Start of AVAILABLE RECORDS

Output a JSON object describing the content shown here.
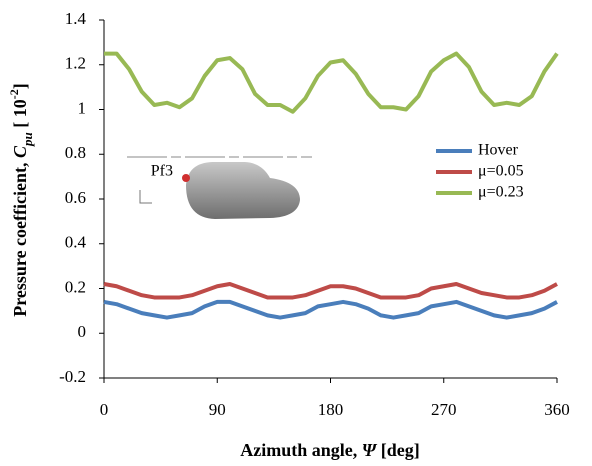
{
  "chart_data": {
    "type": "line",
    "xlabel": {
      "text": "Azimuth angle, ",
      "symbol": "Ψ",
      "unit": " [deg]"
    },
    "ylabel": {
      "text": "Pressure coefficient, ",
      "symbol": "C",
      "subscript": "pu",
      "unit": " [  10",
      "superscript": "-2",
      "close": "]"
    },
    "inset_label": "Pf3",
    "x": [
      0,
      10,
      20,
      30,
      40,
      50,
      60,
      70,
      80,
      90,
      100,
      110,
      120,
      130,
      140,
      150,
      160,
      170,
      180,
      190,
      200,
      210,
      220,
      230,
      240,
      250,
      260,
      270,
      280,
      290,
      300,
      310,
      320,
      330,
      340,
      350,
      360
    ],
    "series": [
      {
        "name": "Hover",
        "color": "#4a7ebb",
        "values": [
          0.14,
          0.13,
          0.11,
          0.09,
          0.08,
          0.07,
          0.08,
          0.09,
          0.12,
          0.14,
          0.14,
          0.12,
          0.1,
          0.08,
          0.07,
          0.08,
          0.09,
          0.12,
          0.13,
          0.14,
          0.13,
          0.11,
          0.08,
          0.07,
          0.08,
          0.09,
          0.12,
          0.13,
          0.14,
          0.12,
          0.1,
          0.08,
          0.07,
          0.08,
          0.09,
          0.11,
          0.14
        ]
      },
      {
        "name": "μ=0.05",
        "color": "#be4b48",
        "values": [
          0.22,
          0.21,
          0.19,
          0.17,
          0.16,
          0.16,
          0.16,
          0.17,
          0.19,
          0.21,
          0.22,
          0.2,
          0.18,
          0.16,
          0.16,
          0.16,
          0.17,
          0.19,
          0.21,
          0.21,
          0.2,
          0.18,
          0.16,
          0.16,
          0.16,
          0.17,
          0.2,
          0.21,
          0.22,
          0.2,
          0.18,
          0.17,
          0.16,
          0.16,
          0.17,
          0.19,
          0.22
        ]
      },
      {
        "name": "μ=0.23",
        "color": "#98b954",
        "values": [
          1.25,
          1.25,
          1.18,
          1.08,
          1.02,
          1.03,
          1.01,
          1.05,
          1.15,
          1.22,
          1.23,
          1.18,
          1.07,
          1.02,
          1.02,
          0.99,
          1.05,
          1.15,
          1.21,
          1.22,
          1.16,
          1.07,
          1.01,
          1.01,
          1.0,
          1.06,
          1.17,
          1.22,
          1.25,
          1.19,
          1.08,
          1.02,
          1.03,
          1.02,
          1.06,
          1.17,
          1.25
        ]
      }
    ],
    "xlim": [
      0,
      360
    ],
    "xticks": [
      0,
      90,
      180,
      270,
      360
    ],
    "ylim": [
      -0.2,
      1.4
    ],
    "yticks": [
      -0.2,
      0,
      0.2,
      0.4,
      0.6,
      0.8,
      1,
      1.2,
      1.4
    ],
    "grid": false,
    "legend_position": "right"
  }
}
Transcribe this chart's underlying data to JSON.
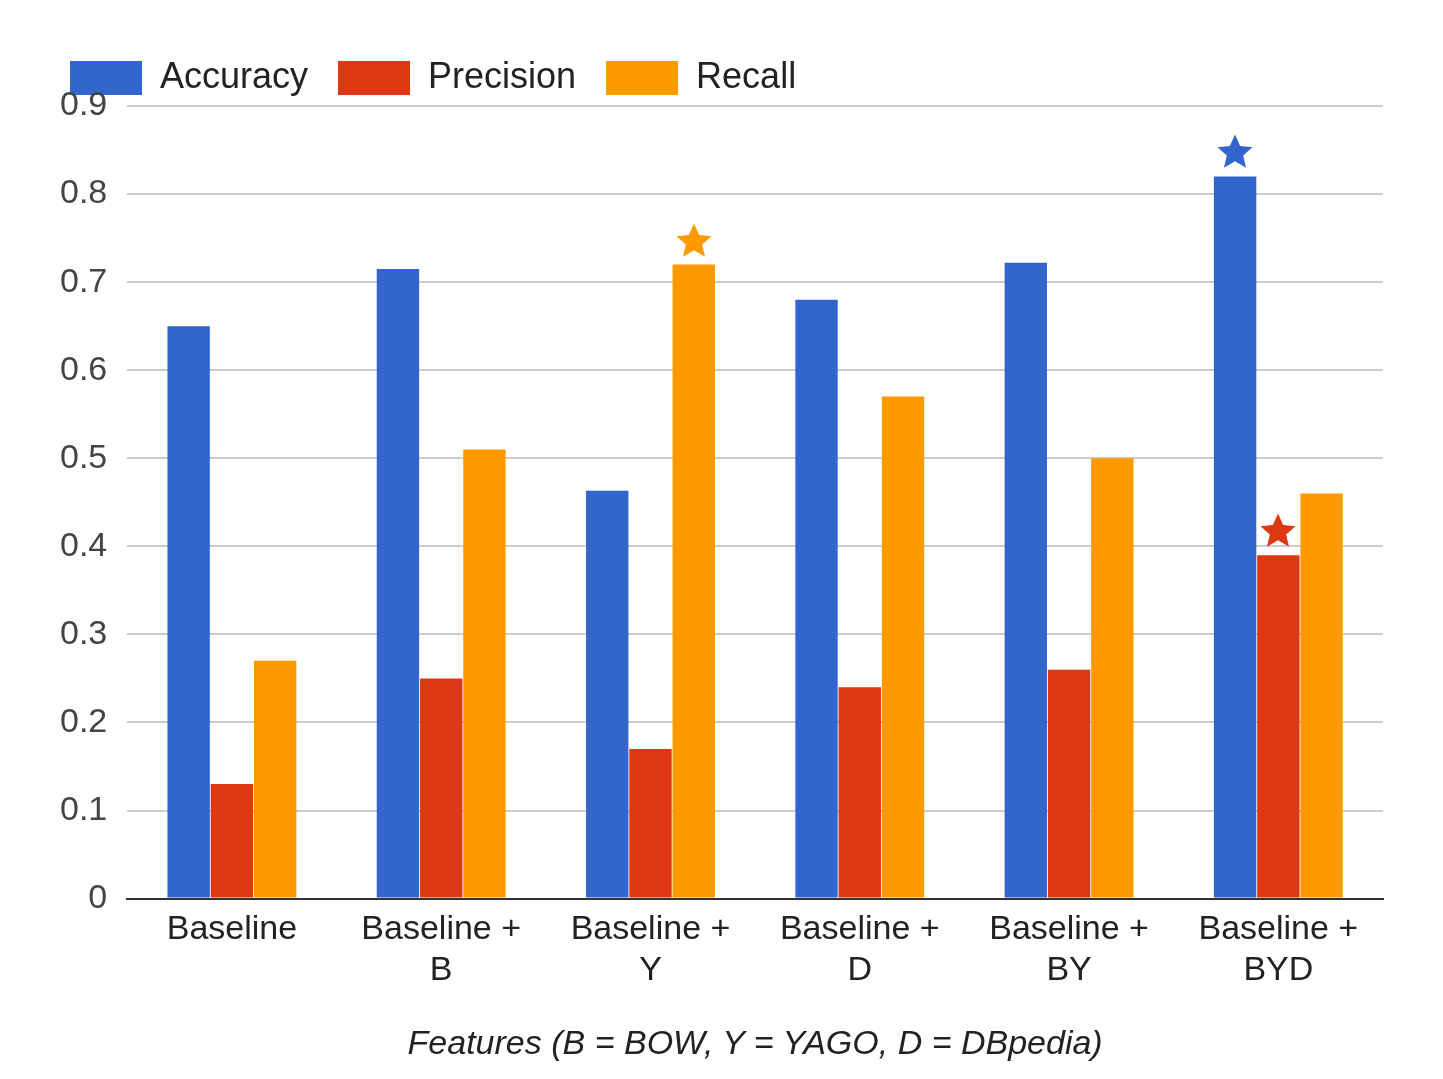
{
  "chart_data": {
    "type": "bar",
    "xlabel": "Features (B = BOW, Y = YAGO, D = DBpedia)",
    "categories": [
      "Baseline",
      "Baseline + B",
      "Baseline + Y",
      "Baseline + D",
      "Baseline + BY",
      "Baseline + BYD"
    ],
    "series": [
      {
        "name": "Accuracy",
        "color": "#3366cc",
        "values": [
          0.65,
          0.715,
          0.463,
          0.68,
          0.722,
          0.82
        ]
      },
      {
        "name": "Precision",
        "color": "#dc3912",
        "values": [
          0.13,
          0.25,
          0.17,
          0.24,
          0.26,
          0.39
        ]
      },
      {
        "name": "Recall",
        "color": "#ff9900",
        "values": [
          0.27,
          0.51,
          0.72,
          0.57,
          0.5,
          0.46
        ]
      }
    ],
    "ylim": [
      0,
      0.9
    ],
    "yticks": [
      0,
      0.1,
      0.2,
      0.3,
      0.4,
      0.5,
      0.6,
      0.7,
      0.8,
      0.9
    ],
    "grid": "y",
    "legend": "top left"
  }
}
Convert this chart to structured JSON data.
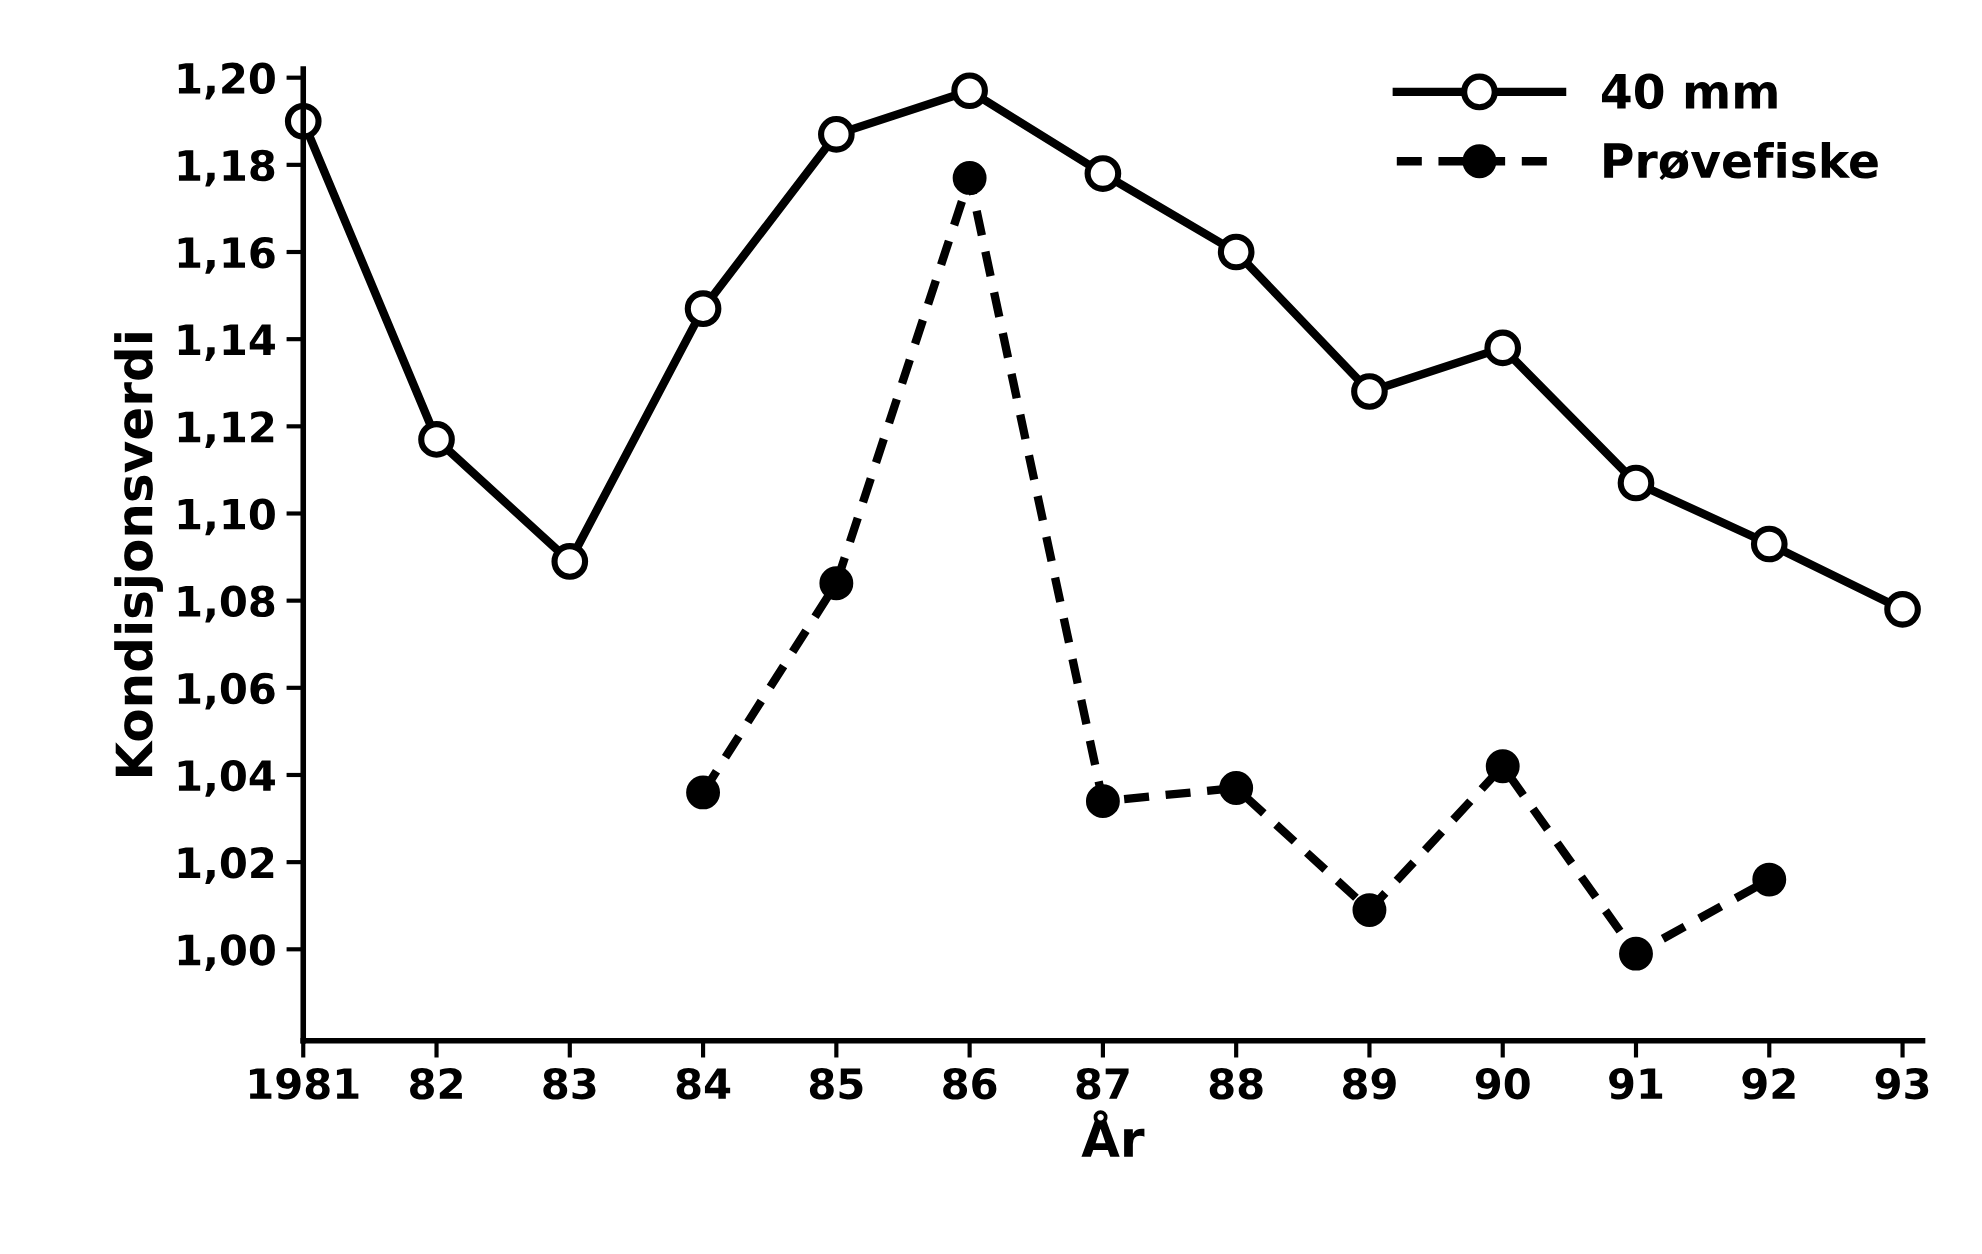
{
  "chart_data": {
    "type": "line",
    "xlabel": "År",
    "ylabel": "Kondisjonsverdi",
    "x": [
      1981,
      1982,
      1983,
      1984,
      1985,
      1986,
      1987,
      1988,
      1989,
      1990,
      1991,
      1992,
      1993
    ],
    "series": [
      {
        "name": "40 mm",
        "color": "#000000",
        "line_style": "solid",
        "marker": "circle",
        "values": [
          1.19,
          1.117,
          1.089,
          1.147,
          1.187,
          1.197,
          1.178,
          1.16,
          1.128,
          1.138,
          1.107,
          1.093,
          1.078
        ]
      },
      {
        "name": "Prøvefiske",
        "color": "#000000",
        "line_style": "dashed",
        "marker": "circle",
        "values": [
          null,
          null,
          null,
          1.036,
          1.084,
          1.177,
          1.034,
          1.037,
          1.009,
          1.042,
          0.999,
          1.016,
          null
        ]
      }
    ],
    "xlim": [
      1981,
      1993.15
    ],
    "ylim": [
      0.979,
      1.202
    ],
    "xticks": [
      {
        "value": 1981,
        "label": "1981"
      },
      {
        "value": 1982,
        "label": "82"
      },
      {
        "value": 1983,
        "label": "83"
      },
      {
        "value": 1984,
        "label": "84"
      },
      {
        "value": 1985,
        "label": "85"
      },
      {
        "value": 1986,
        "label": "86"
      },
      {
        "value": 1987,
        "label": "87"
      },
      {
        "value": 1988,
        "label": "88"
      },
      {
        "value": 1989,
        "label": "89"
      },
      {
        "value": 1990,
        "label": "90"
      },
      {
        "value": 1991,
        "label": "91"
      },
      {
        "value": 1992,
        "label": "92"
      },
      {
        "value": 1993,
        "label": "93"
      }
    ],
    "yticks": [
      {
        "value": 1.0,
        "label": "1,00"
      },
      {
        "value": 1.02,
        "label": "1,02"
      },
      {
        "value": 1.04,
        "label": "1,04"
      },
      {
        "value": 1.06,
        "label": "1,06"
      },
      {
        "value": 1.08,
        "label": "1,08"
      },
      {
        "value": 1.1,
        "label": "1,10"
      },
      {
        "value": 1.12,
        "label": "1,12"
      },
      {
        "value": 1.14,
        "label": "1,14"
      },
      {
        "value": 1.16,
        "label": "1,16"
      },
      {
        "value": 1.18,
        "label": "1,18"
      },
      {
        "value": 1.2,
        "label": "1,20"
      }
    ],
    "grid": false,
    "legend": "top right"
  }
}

End of AVAILABLE RECORDS

# REQUIRED WORK
Copy every line in the records above that contains the word "xlabel".

# RIGHT ANSWER
    "xlabel": {
    "xlabel": "Features (B = BOW, Y = YAGO, D = DBpedia)",
    "xlabel": "År",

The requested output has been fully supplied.